PROVIDED RECORDS
··········

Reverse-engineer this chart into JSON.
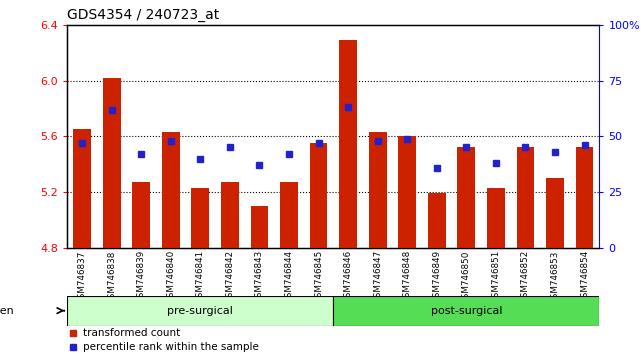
{
  "title": "GDS4354 / 240723_at",
  "samples": [
    "GSM746837",
    "GSM746838",
    "GSM746839",
    "GSM746840",
    "GSM746841",
    "GSM746842",
    "GSM746843",
    "GSM746844",
    "GSM746845",
    "GSM746846",
    "GSM746847",
    "GSM746848",
    "GSM746849",
    "GSM746850",
    "GSM746851",
    "GSM746852",
    "GSM746853",
    "GSM746854"
  ],
  "transformed_count": [
    5.65,
    6.02,
    5.27,
    5.63,
    5.23,
    5.27,
    5.1,
    5.27,
    5.55,
    6.29,
    5.63,
    5.6,
    5.19,
    5.52,
    5.23,
    5.52,
    5.3,
    5.52
  ],
  "percentile_rank": [
    47,
    62,
    42,
    48,
    40,
    45,
    37,
    42,
    47,
    63,
    48,
    49,
    36,
    45,
    38,
    45,
    43,
    46
  ],
  "ylim_left": [
    4.8,
    6.4
  ],
  "ylim_right": [
    0,
    100
  ],
  "yticks_left": [
    4.8,
    5.2,
    5.6,
    6.0,
    6.4
  ],
  "yticks_right": [
    0,
    25,
    50,
    75,
    100
  ],
  "ytick_labels_right": [
    "0",
    "25",
    "50",
    "75",
    "100%"
  ],
  "bar_color": "#cc2200",
  "square_color": "#2222cc",
  "pre_surgical_color": "#ccffcc",
  "post_surgical_color": "#55dd55",
  "xlabel_area_color": "#cccccc",
  "baseline": 4.8,
  "n_pre": 9,
  "n_post": 9
}
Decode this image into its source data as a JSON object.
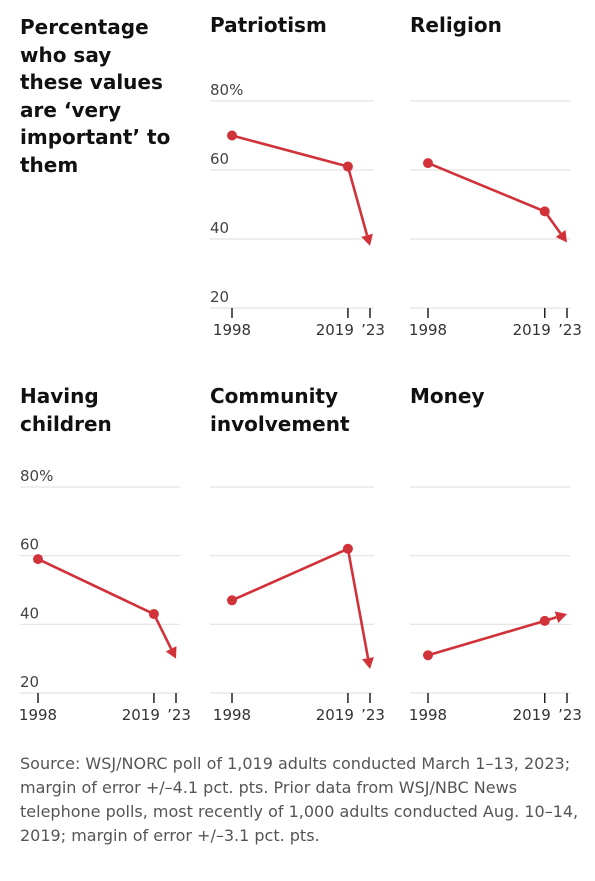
{
  "title": "Percentage who say these values are ‘very important’ to them",
  "y_unit": "%",
  "source": "Source: WSJ/NORC poll of 1,019 adults conducted March 1–13, 2023; margin of error +/–4.1 pct. pts. Prior data from WSJ/NBC News telephone polls, most recently of 1,000 adults conducted Aug. 10–14, 2019; margin of error +/–3.1 pct. pts.",
  "colors": {
    "line": "#d13239",
    "grid": "#e3e3e3",
    "text": "#1a1a1a",
    "axis": "#222222",
    "muted": "#555555"
  },
  "chart_data": [
    {
      "type": "line",
      "title": "Patriotism",
      "categories": [
        "1998",
        "2019",
        "’23"
      ],
      "x": [
        1998,
        2019,
        2023
      ],
      "ylim": [
        20,
        80
      ],
      "yticks": [
        80,
        60,
        40,
        20
      ],
      "grid": true,
      "series": [
        {
          "values": [
            70,
            61,
            38
          ]
        }
      ]
    },
    {
      "type": "line",
      "title": "Religion",
      "categories": [
        "1998",
        "2019",
        "’23"
      ],
      "x": [
        1998,
        2019,
        2023
      ],
      "ylim": [
        20,
        80
      ],
      "yticks": [
        80,
        60,
        40,
        20
      ],
      "grid": true,
      "series": [
        {
          "values": [
            62,
            48,
            39
          ]
        }
      ]
    },
    {
      "type": "line",
      "title": "Having children",
      "categories": [
        "1998",
        "2019",
        "’23"
      ],
      "x": [
        1998,
        2019,
        2023
      ],
      "ylim": [
        20,
        80
      ],
      "yticks": [
        80,
        60,
        40,
        20
      ],
      "grid": true,
      "series": [
        {
          "values": [
            59,
            43,
            30
          ]
        }
      ]
    },
    {
      "type": "line",
      "title": "Community involvement",
      "categories": [
        "1998",
        "2019",
        "’23"
      ],
      "x": [
        1998,
        2019,
        2023
      ],
      "ylim": [
        20,
        80
      ],
      "yticks": [
        80,
        60,
        40,
        20
      ],
      "grid": true,
      "series": [
        {
          "values": [
            47,
            62,
            27
          ]
        }
      ]
    },
    {
      "type": "line",
      "title": "Money",
      "categories": [
        "1998",
        "2019",
        "’23"
      ],
      "x": [
        1998,
        2019,
        2023
      ],
      "ylim": [
        20,
        80
      ],
      "yticks": [
        80,
        60,
        40,
        20
      ],
      "grid": true,
      "series": [
        {
          "values": [
            31,
            41,
            43
          ]
        }
      ]
    }
  ]
}
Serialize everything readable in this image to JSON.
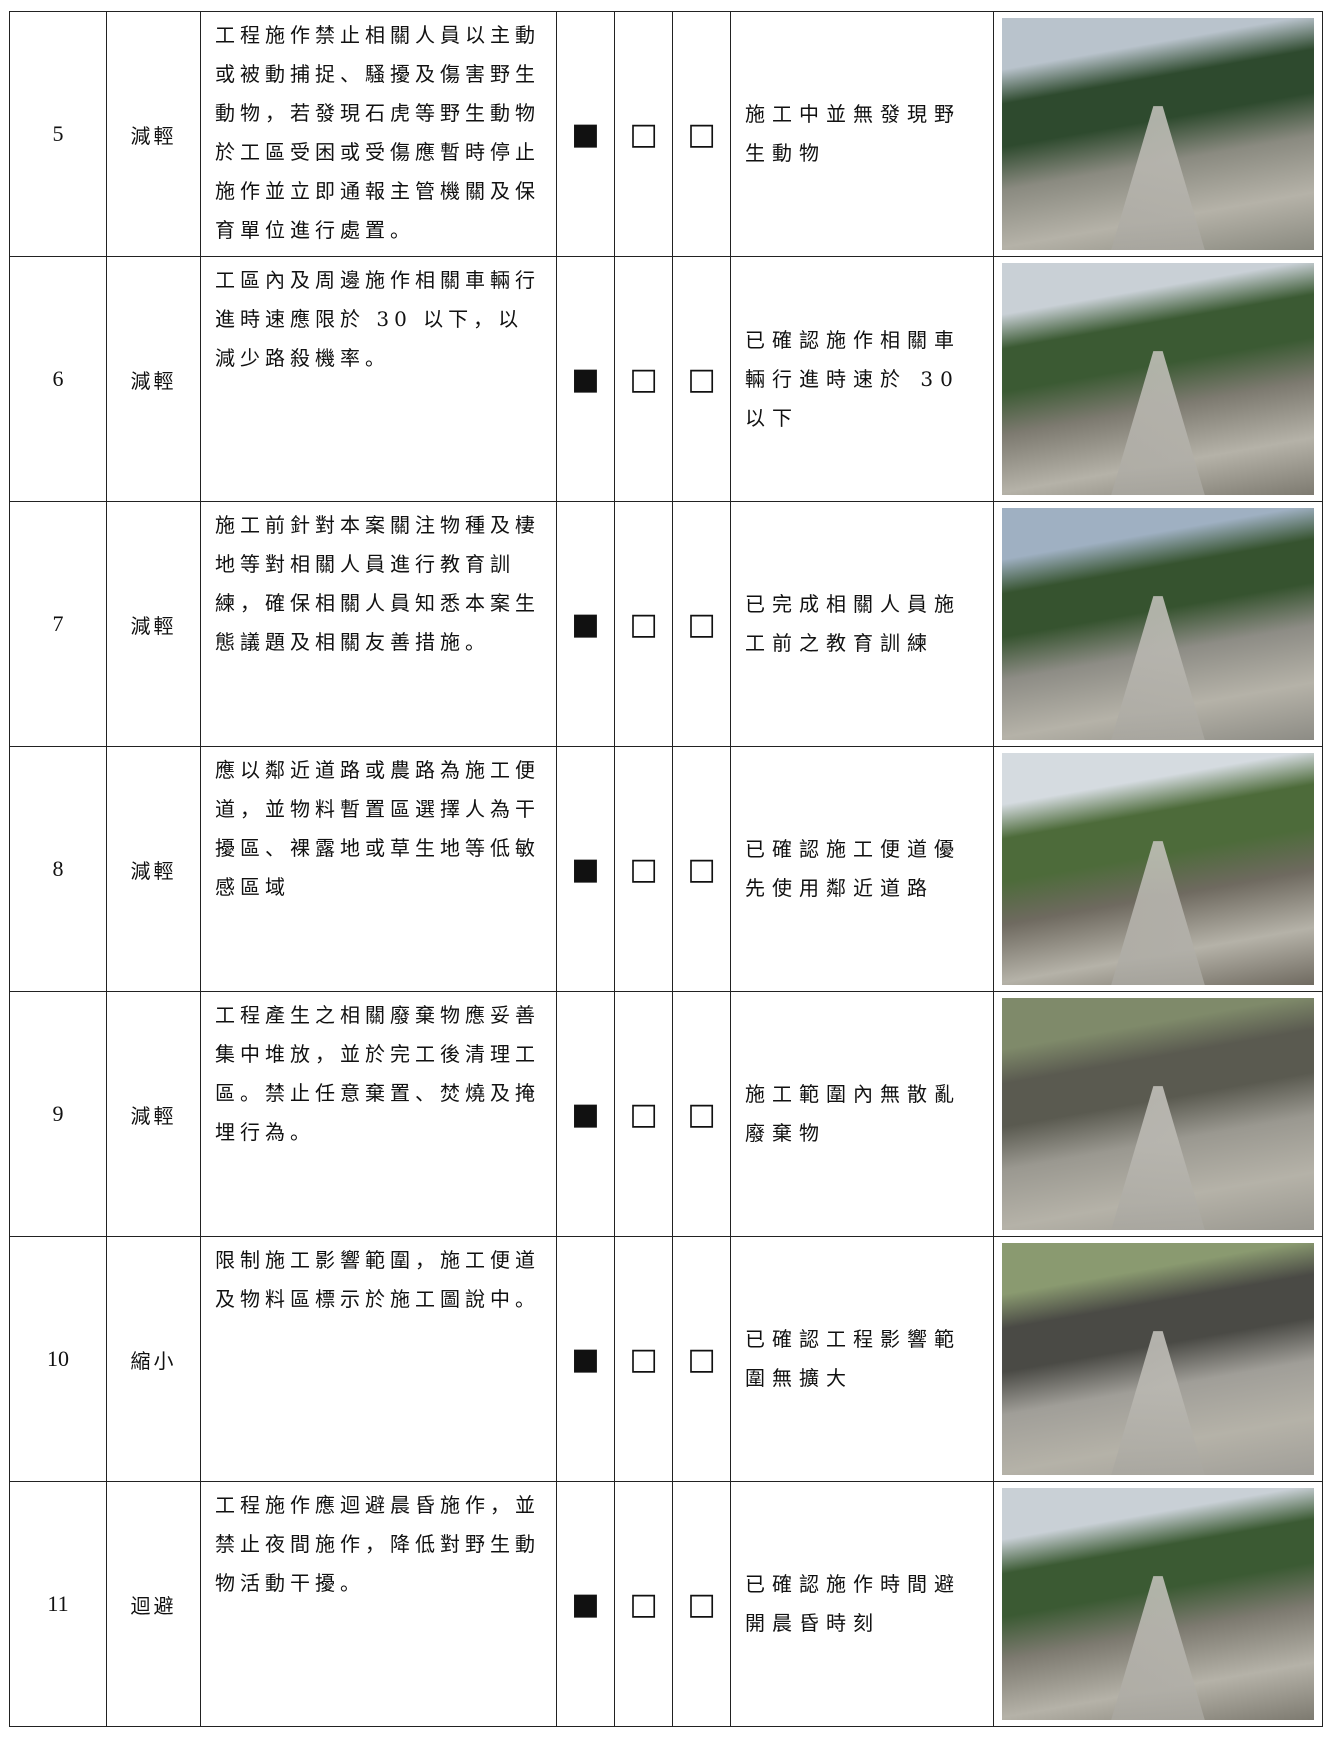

··········

SET TASK
Transcribe the records above exactly as they appear, leaving out any pictures.

COMPLETED EXERCISE
Reverse-engineer this chart into JSON.
{
  "title": "GDS4354 / 240723_at",
  "samples": [
    "GSM746837",
    "GSM746838",
    "GSM746839",
    "GSM746840",
    "GSM746841",
    "GSM746842",
    "GSM746843",
    "GSM746844",
    "GSM746845",
    "GSM746846",
    "GSM746847",
    "GSM746848",
    "GSM746849",
    "GSM746850",
    "GSM746851",
    "GSM746852",
    "GSM746853",
    "GSM746854"
  ],
  "transformed_count": [
    5.65,
    6.02,
    5.27,
    5.63,
    5.23,
    5.27,
    5.1,
    5.27,
    5.55,
    6.29,
    5.63,
    5.6,
    5.19,
    5.52,
    5.23,
    5.52,
    5.3,
    5.52
  ],
  "percentile_rank": [
    47,
    62,
    42,
    48,
    40,
    45,
    37,
    42,
    47,
    63,
    48,
    49,
    36,
    45,
    38,
    45,
    43,
    46
  ],
  "ylim_left": [
    4.8,
    6.4
  ],
  "ylim_right": [
    0,
    100
  ],
  "yticks_left": [
    4.8,
    5.2,
    5.6,
    6.0,
    6.4
  ],
  "yticks_right": [
    0,
    25,
    50,
    75,
    100
  ],
  "ytick_labels_right": [
    "0",
    "25",
    "50",
    "75",
    "100%"
  ],
  "bar_color": "#cc2200",
  "square_color": "#2222cc",
  "pre_surgical_color": "#ccffcc",
  "post_surgical_color": "#55dd55",
  "xlabel_area_color": "#cccccc",
  "baseline": 4.8,
  "n_pre": 9,
  "n_post": 9
}
Decode this image into its source data as a JSON object.
{
  "title": "Percentage who say these values are ‘very important’ to them",
  "y_unit": "%",
  "source": "Source: WSJ/NORC poll of 1,019 adults conducted March 1–13, 2023; margin of error +/–4.1 pct. pts. Prior data from WSJ/NBC News telephone polls, most recently of 1,000 adults conducted Aug. 10–14, 2019; margin of error +/–3.1 pct. pts.",
  "colors": {
    "line": "#d13239",
    "grid": "#e3e3e3",
    "text": "#1a1a1a",
    "axis": "#222222",
    "muted": "#555555"
  },
  "chart_data": [
    {
      "type": "line",
      "title": "Patriotism",
      "categories": [
        "1998",
        "2019",
        "’23"
      ],
      "x": [
        1998,
        2019,
        2023
      ],
      "ylim": [
        20,
        80
      ],
      "yticks": [
        80,
        60,
        40,
        20
      ],
      "grid": true,
      "series": [
        {
          "values": [
            70,
            61,
            38
          ]
        }
      ]
    },
    {
      "type": "line",
      "title": "Religion",
      "categories": [
        "1998",
        "2019",
        "’23"
      ],
      "x": [
        1998,
        2019,
        2023
      ],
      "ylim": [
        20,
        80
      ],
      "yticks": [
        80,
        60,
        40,
        20
      ],
      "grid": true,
      "series": [
        {
          "values": [
            62,
            48,
            39
          ]
        }
      ]
    },
    {
      "type": "line",
      "title": "Having children",
      "categories": [
        "1998",
        "2019",
        "’23"
      ],
      "x": [
        1998,
        2019,
        2023
      ],
      "ylim": [
        20,
        80
      ],
      "yticks": [
        80,
        60,
        40,
        20
      ],
      "grid": true,
      "series": [
        {
          "values": [
            59,
            43,
            30
          ]
        }
      ]
    },
    {
      "type": "line",
      "title": "Community involvement",
      "categories": [
        "1998",
        "2019",
        "’23"
      ],
      "x": [
        1998,
        2019,
        2023
      ],
      "ylim": [
        20,
        80
      ],
      "yticks": [
        80,
        60,
        40,
        20
      ],
      "grid": true,
      "series": [
        {
          "values": [
            47,
            62,
            27
          ]
        }
      ]
    },
    {
      "type": "line",
      "title": "Money",
      "categories": [
        "1998",
        "2019",
        "’23"
      ],
      "x": [
        1998,
        2019,
        2023
      ],
      "ylim": [
        20,
        80
      ],
      "yticks": [
        80,
        60,
        40,
        20
      ],
      "grid": true,
      "series": [
        {
          "values": [
            31,
            41,
            43
          ]
        }
      ]
    }
  ]
}
Serialize everything readable in this image to JSON.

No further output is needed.